Some records
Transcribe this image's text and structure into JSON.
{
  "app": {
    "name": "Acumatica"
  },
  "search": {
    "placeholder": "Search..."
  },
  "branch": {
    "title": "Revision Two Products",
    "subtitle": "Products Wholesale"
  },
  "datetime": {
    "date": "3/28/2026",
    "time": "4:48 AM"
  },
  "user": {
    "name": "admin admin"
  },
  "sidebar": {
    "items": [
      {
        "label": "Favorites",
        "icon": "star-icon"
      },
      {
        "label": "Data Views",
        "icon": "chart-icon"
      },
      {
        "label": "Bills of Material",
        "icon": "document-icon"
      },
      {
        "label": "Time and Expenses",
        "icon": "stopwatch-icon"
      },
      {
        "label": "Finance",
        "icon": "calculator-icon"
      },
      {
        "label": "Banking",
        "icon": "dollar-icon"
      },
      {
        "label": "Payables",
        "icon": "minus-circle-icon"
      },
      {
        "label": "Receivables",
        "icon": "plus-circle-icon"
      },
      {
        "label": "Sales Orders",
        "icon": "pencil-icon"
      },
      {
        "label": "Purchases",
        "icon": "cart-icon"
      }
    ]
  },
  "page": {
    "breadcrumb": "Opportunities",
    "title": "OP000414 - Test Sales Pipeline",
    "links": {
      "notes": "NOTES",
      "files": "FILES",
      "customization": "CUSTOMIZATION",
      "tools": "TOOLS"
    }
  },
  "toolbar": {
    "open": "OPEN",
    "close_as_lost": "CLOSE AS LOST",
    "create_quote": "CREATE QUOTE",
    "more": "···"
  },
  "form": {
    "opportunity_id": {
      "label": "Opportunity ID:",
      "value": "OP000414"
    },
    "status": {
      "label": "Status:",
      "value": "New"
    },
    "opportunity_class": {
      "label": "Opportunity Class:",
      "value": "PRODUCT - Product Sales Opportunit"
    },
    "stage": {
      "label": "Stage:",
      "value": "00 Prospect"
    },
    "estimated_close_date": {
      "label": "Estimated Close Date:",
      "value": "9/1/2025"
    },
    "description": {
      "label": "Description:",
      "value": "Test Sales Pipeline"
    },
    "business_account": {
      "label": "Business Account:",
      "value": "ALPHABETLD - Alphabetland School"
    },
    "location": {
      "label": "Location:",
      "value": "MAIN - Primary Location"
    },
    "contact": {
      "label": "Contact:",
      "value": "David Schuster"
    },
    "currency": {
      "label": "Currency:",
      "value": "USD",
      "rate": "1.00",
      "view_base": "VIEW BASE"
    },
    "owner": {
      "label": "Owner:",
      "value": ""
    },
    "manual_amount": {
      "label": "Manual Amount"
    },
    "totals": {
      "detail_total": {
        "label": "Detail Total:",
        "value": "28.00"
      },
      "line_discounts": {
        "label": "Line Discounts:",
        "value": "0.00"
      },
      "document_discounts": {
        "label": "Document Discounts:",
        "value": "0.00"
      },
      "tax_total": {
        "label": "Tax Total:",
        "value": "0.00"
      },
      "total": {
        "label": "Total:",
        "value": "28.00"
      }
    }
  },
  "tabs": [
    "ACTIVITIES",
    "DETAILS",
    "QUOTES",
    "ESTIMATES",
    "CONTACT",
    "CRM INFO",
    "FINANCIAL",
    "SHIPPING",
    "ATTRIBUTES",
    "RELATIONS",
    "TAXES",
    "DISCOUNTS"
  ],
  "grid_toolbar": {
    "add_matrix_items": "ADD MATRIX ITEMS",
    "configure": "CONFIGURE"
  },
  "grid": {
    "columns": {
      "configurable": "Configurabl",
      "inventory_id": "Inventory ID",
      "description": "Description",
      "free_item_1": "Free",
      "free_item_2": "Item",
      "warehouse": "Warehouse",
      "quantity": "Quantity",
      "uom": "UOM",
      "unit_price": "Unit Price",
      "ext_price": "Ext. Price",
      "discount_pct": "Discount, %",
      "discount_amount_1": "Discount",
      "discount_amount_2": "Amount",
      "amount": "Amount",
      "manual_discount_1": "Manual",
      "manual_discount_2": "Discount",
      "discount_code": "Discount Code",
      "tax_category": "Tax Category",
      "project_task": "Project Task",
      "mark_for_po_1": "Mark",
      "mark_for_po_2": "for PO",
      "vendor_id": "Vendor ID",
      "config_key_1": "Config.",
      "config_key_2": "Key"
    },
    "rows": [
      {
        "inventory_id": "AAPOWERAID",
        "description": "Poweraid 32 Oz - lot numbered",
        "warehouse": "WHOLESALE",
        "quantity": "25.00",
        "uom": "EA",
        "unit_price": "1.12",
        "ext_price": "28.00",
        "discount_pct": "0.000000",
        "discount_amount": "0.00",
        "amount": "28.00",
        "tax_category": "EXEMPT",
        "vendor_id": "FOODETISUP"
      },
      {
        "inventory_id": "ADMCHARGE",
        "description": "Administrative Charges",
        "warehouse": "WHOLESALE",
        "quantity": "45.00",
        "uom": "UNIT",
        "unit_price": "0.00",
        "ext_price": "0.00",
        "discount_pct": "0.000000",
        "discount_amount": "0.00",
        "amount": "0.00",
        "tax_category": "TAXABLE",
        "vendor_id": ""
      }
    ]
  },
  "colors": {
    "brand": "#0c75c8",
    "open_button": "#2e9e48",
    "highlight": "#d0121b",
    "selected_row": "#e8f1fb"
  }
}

■ Job
Reproduce the listing shown above in its entirety, exactly.

■ Exercise answer
Transcribe this image's text and structure into JSON.
{
  "app": {
    "name": "Acumatica"
  },
  "search": {
    "placeholder": "Search..."
  },
  "branch": {
    "title": "Revision Two Products",
    "subtitle": "Products Wholesale"
  },
  "datetime": {
    "date": "3/28/2026",
    "time": "4:48 AM"
  },
  "user": {
    "name": "admin admin"
  },
  "sidebar": {
    "items": [
      {
        "label": "Favorites",
        "icon": "star-icon"
      },
      {
        "label": "Data Views",
        "icon": "chart-icon"
      },
      {
        "label": "Bills of Material",
        "icon": "document-icon"
      },
      {
        "label": "Time and Expenses",
        "icon": "stopwatch-icon"
      },
      {
        "label": "Finance",
        "icon": "calculator-icon"
      },
      {
        "label": "Banking",
        "icon": "dollar-icon"
      },
      {
        "label": "Payables",
        "icon": "minus-circle-icon"
      },
      {
        "label": "Receivables",
        "icon": "plus-circle-icon"
      },
      {
        "label": "Sales Orders",
        "icon": "pencil-icon"
      },
      {
        "label": "Purchases",
        "icon": "cart-icon"
      }
    ]
  },
  "page": {
    "breadcrumb": "Opportunities",
    "title": "OP000414 - Test Sales Pipeline",
    "links": {
      "notes": "NOTES",
      "files": "FILES",
      "customization": "CUSTOMIZATION",
      "tools": "TOOLS"
    }
  },
  "toolbar": {
    "open": "OPEN",
    "close_as_lost": "CLOSE AS LOST",
    "create_quote": "CREATE QUOTE",
    "more": "···"
  },
  "form": {
    "opportunity_id": {
      "label": "Opportunity ID:",
      "value": "OP000414"
    },
    "status": {
      "label": "Status:",
      "value": "New"
    },
    "opportunity_class": {
      "label": "Opportunity Class:",
      "value": "PRODUCT - Product Sales Opportunit"
    },
    "stage": {
      "label": "Stage:",
      "value": "00 Prospect"
    },
    "estimated_close_date": {
      "label": "Estimated Close Date:",
      "value": "9/1/2025"
    },
    "description": {
      "label": "Description:",
      "value": "Test Sales Pipeline"
    },
    "business_account": {
      "label": "Business Account:",
      "value": "ALPHABETLD - Alphabetland School"
    },
    "location": {
      "label": "Location:",
      "value": "MAIN - Primary Location"
    },
    "contact": {
      "label": "Contact:",
      "value": "David Schuster"
    },
    "currency": {
      "label": "Currency:",
      "value": "USD",
      "rate": "1.00",
      "view_base": "VIEW BASE"
    },
    "owner": {
      "label": "Owner:",
      "value": ""
    },
    "manual_amount": {
      "label": "Manual Amount"
    },
    "totals": {
      "detail_total": {
        "label": "Detail Total:",
        "value": "28.00"
      },
      "line_discounts": {
        "label": "Line Discounts:",
        "value": "0.00"
      },
      "document_discounts": {
        "label": "Document Discounts:",
        "value": "0.00"
      },
      "tax_total": {
        "label": "Tax Total:",
        "value": "0.00"
      },
      "total": {
        "label": "Total:",
        "value": "28.00"
      }
    }
  },
  "tabs": [
    "ACTIVITIES",
    "DETAILS",
    "QUOTES",
    "ESTIMATES",
    "CONTACT",
    "CRM INFO",
    "FINANCIAL",
    "SHIPPING",
    "ATTRIBUTES",
    "RELATIONS",
    "TAXES",
    "DISCOUNTS"
  ],
  "grid_toolbar": {
    "add_matrix_items": "ADD MATRIX ITEMS",
    "configure": "CONFIGURE"
  },
  "grid": {
    "columns": {
      "configurable": "Configurabl",
      "inventory_id": "Inventory ID",
      "description": "Description",
      "free_item_1": "Free",
      "free_item_2": "Item",
      "warehouse": "Warehouse",
      "quantity": "Quantity",
      "uom": "UOM",
      "unit_price": "Unit Price",
      "ext_price": "Ext. Price",
      "discount_pct": "Discount, %",
      "discount_amount_1": "Discount",
      "discount_amount_2": "Amount",
      "amount": "Amount",
      "manual_discount_1": "Manual",
      "manual_discount_2": "Discount",
      "discount_code": "Discount Code",
      "tax_category": "Tax Category",
      "project_task": "Project Task",
      "mark_for_po_1": "Mark",
      "mark_for_po_2": "for PO",
      "vendor_id": "Vendor ID",
      "config_key_1": "Config.",
      "config_key_2": "Key"
    },
    "rows": [
      {
        "inventory_id": "AAPOWERAID",
        "description": "Poweraid 32 Oz - lot numbered",
        "warehouse": "WHOLESALE",
        "quantity": "25.00",
        "uom": "EA",
        "unit_price": "1.12",
        "ext_price": "28.00",
        "discount_pct": "0.000000",
        "discount_amount": "0.00",
        "amount": "28.00",
        "tax_category": "EXEMPT",
        "vendor_id": "FOODETISUP"
      },
      {
        "inventory_id": "ADMCHARGE",
        "description": "Administrative Charges",
        "warehouse": "WHOLESALE",
        "quantity": "45.00",
        "uom": "UNIT",
        "unit_price": "0.00",
        "ext_price": "0.00",
        "discount_pct": "0.000000",
        "discount_amount": "0.00",
        "amount": "0.00",
        "tax_category": "TAXABLE",
        "vendor_id": ""
      }
    ]
  },
  "colors": {
    "brand": "#0c75c8",
    "open_button": "#2e9e48",
    "highlight": "#d0121b",
    "selected_row": "#e8f1fb"
  }
}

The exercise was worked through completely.